Show all lines from the data that include the word "name".

-- BEGIN MATERIAL PROVIDED --

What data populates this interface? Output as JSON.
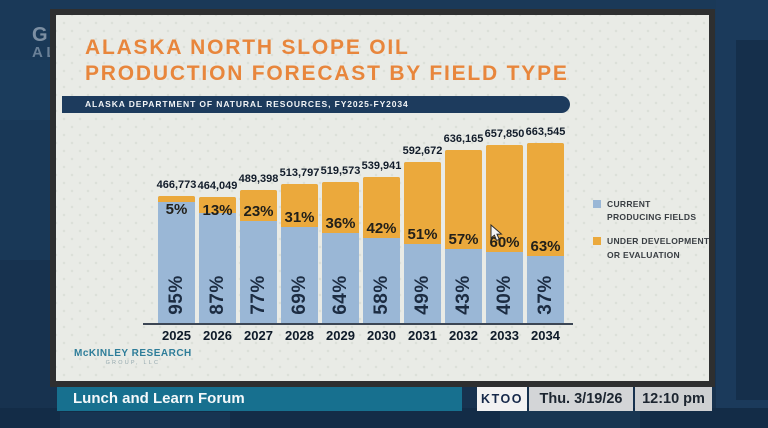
{
  "watermark": {
    "line1": "GAVEL",
    "line2": "ALASKA"
  },
  "card": {
    "title_line1": "ALASKA NORTH SLOPE OIL",
    "title_line2": "PRODUCTION FORECAST BY FIELD TYPE",
    "source_banner": "ALASKA DEPARTMENT OF NATURAL RESOURCES, FY2025-FY2034",
    "logo_line1": "McKINLEY RESEARCH",
    "logo_line2": "GROUP, LLC"
  },
  "chart_data": {
    "type": "bar",
    "stacked": true,
    "title": "Alaska North Slope Oil Production Forecast by Field Type",
    "subtitle": "Alaska Department of Natural Resources, FY2025-FY2034",
    "categories": [
      "2025",
      "2026",
      "2027",
      "2028",
      "2029",
      "2030",
      "2031",
      "2032",
      "2033",
      "2034"
    ],
    "totals": [
      466773,
      464049,
      489398,
      513797,
      519573,
      539941,
      592672,
      636165,
      657850,
      663545
    ],
    "total_labels": [
      "466,773",
      "464,049",
      "489,398",
      "513,797",
      "519,573",
      "539,941",
      "592,672",
      "636,165",
      "657,850",
      "663,545"
    ],
    "series": [
      {
        "name": "CURRENT PRODUCING FIELDS",
        "color": "#9ab7d6",
        "pct": [
          95,
          87,
          77,
          69,
          64,
          58,
          49,
          43,
          40,
          37
        ],
        "pct_labels": [
          "95%",
          "87%",
          "77%",
          "69%",
          "64%",
          "58%",
          "49%",
          "43%",
          "40%",
          "37%"
        ]
      },
      {
        "name": "UNDER DEVELOPMENT OR EVALUATION",
        "color": "#eba93c",
        "pct": [
          5,
          13,
          23,
          31,
          36,
          42,
          51,
          57,
          60,
          63
        ],
        "pct_labels": [
          "5%",
          "13%",
          "23%",
          "31%",
          "36%",
          "42%",
          "51%",
          "57%",
          "60%",
          "63%"
        ]
      }
    ],
    "legend": [
      {
        "color": "#9ab7d6",
        "lines": [
          "CURRENT",
          "PRODUCING FIELDS"
        ]
      },
      {
        "color": "#eba93c",
        "lines": [
          "UNDER DEVELOPMENT",
          "OR EVALUATION"
        ]
      }
    ],
    "legend_position": "right",
    "grid": false,
    "ylim": [
      0,
      680000
    ]
  },
  "ticker": {
    "program_title": "Lunch and Learn Forum",
    "station": "KTOO",
    "date": "Thu. 3/19/26",
    "time": "12:10 pm"
  },
  "colors": {
    "title_orange": "#e8863c",
    "banner_navy": "#1d3b5d",
    "bar_blue": "#9ab7d6",
    "bar_orange": "#eba93c",
    "ticker_teal": "#17708f",
    "background_navy": "#17324f"
  }
}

-- END MATERIAL PROVIDED --

WRITTEN REPLY:
        "name": "CURRENT PRODUCING FIELDS",
        "name": "UNDER DEVELOPMENT OR EVALUATION",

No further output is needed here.